**Figure record listings:**
########

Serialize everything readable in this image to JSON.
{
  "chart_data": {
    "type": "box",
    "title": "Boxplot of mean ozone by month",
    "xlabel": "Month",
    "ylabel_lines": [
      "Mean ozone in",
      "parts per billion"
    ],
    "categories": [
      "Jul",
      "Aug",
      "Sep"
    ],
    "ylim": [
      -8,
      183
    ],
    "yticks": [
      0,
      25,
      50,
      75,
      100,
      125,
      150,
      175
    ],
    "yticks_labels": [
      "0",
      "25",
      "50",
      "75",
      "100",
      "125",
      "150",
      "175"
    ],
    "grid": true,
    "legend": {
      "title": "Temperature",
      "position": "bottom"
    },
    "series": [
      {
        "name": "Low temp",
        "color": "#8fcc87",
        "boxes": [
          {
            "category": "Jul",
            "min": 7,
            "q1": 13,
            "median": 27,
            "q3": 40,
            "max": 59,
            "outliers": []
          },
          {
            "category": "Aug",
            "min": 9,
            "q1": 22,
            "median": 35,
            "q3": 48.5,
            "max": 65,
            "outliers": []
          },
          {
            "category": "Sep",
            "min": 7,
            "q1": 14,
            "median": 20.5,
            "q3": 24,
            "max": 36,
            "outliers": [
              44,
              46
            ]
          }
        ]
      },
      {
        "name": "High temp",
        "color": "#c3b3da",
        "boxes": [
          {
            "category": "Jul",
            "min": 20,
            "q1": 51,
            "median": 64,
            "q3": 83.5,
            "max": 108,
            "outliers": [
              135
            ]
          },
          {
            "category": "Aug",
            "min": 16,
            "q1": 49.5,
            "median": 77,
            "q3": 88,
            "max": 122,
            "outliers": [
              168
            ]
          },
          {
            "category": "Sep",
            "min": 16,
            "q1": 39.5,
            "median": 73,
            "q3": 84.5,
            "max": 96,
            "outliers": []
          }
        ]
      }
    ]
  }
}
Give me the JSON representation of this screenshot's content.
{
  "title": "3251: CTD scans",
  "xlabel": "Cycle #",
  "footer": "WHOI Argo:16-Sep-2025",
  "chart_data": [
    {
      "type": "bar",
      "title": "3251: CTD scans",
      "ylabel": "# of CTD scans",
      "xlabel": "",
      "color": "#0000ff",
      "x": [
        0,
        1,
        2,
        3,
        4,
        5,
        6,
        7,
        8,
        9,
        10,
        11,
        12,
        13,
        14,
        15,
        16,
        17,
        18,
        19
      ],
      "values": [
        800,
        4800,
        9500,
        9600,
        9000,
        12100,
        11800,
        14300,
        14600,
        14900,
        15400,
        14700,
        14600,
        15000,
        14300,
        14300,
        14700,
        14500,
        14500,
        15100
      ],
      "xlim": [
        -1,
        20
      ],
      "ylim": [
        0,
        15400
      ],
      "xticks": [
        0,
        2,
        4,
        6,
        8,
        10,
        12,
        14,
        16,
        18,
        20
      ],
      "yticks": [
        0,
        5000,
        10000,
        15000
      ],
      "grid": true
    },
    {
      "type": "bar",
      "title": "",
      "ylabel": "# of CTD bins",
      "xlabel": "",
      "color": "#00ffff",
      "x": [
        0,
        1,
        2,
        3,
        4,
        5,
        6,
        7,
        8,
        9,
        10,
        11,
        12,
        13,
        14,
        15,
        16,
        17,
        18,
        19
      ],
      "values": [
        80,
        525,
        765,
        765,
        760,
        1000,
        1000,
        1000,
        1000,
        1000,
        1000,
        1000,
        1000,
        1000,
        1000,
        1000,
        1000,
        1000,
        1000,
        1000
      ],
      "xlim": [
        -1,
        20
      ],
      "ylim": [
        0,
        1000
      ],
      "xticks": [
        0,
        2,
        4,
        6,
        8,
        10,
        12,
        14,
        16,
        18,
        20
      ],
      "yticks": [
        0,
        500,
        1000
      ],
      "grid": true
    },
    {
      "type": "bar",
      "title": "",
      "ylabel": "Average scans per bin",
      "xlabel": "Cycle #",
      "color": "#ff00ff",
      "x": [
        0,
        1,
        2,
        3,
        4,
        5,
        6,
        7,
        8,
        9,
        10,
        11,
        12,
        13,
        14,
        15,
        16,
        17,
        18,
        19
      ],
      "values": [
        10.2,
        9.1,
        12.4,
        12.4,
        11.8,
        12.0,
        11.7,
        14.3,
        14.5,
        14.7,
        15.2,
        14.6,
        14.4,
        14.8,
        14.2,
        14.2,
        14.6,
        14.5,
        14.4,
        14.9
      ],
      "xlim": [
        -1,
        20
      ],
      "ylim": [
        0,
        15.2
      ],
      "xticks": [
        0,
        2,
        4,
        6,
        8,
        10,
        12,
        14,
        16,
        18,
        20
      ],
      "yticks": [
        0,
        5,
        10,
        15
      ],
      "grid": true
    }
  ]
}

########

**Task objective:** Write out every entry again, keeping each line exactly the same.

**Answer to the task:**
Serialize everything readable in this image to JSON.
{
  "chart_data": {
    "type": "box",
    "title": "Boxplot of mean ozone by month",
    "xlabel": "Month",
    "ylabel_lines": [
      "Mean ozone in",
      "parts per billion"
    ],
    "categories": [
      "Jul",
      "Aug",
      "Sep"
    ],
    "ylim": [
      -8,
      183
    ],
    "yticks": [
      0,
      25,
      50,
      75,
      100,
      125,
      150,
      175
    ],
    "yticks_labels": [
      "0",
      "25",
      "50",
      "75",
      "100",
      "125",
      "150",
      "175"
    ],
    "grid": true,
    "legend": {
      "title": "Temperature",
      "position": "bottom"
    },
    "series": [
      {
        "name": "Low temp",
        "color": "#8fcc87",
        "boxes": [
          {
            "category": "Jul",
            "min": 7,
            "q1": 13,
            "median": 27,
            "q3": 40,
            "max": 59,
            "outliers": []
          },
          {
            "category": "Aug",
            "min": 9,
            "q1": 22,
            "median": 35,
            "q3": 48.5,
            "max": 65,
            "outliers": []
          },
          {
            "category": "Sep",
            "min": 7,
            "q1": 14,
            "median": 20.5,
            "q3": 24,
            "max": 36,
            "outliers": [
              44,
              46
            ]
          }
        ]
      },
      {
        "name": "High temp",
        "color": "#c3b3da",
        "boxes": [
          {
            "category": "Jul",
            "min": 20,
            "q1": 51,
            "median": 64,
            "q3": 83.5,
            "max": 108,
            "outliers": [
              135
            ]
          },
          {
            "category": "Aug",
            "min": 16,
            "q1": 49.5,
            "median": 77,
            "q3": 88,
            "max": 122,
            "outliers": [
              168
            ]
          },
          {
            "category": "Sep",
            "min": 16,
            "q1": 39.5,
            "median": 73,
            "q3": 84.5,
            "max": 96,
            "outliers": []
          }
        ]
      }
    ]
  }
}
Give me the JSON representation of this screenshot's content.
{
  "title": "3251: CTD scans",
  "xlabel": "Cycle #",
  "footer": "WHOI Argo:16-Sep-2025",
  "chart_data": [
    {
      "type": "bar",
      "title": "3251: CTD scans",
      "ylabel": "# of CTD scans",
      "xlabel": "",
      "color": "#0000ff",
      "x": [
        0,
        1,
        2,
        3,
        4,
        5,
        6,
        7,
        8,
        9,
        10,
        11,
        12,
        13,
        14,
        15,
        16,
        17,
        18,
        19
      ],
      "values": [
        800,
        4800,
        9500,
        9600,
        9000,
        12100,
        11800,
        14300,
        14600,
        14900,
        15400,
        14700,
        14600,
        15000,
        14300,
        14300,
        14700,
        14500,
        14500,
        15100
      ],
      "xlim": [
        -1,
        20
      ],
      "ylim": [
        0,
        15400
      ],
      "xticks": [
        0,
        2,
        4,
        6,
        8,
        10,
        12,
        14,
        16,
        18,
        20
      ],
      "yticks": [
        0,
        5000,
        10000,
        15000
      ],
      "grid": true
    },
    {
      "type": "bar",
      "title": "",
      "ylabel": "# of CTD bins",
      "xlabel": "",
      "color": "#00ffff",
      "x": [
        0,
        1,
        2,
        3,
        4,
        5,
        6,
        7,
        8,
        9,
        10,
        11,
        12,
        13,
        14,
        15,
        16,
        17,
        18,
        19
      ],
      "values": [
        80,
        525,
        765,
        765,
        760,
        1000,
        1000,
        1000,
        1000,
        1000,
        1000,
        1000,
        1000,
        1000,
        1000,
        1000,
        1000,
        1000,
        1000,
        1000
      ],
      "xlim": [
        -1,
        20
      ],
      "ylim": [
        0,
        1000
      ],
      "xticks": [
        0,
        2,
        4,
        6,
        8,
        10,
        12,
        14,
        16,
        18,
        20
      ],
      "yticks": [
        0,
        500,
        1000
      ],
      "grid": true
    },
    {
      "type": "bar",
      "title": "",
      "ylabel": "Average scans per bin",
      "xlabel": "Cycle #",
      "color": "#ff00ff",
      "x": [
        0,
        1,
        2,
        3,
        4,
        5,
        6,
        7,
        8,
        9,
        10,
        11,
        12,
        13,
        14,
        15,
        16,
        17,
        18,
        19
      ],
      "values": [
        10.2,
        9.1,
        12.4,
        12.4,
        11.8,
        12.0,
        11.7,
        14.3,
        14.5,
        14.7,
        15.2,
        14.6,
        14.4,
        14.8,
        14.2,
        14.2,
        14.6,
        14.5,
        14.4,
        14.9
      ],
      "xlim": [
        -1,
        20
      ],
      "ylim": [
        0,
        15.2
      ],
      "xticks": [
        0,
        2,
        4,
        6,
        8,
        10,
        12,
        14,
        16,
        18,
        20
      ],
      "yticks": [
        0,
        5,
        10,
        15
      ],
      "grid": true
    }
  ]
}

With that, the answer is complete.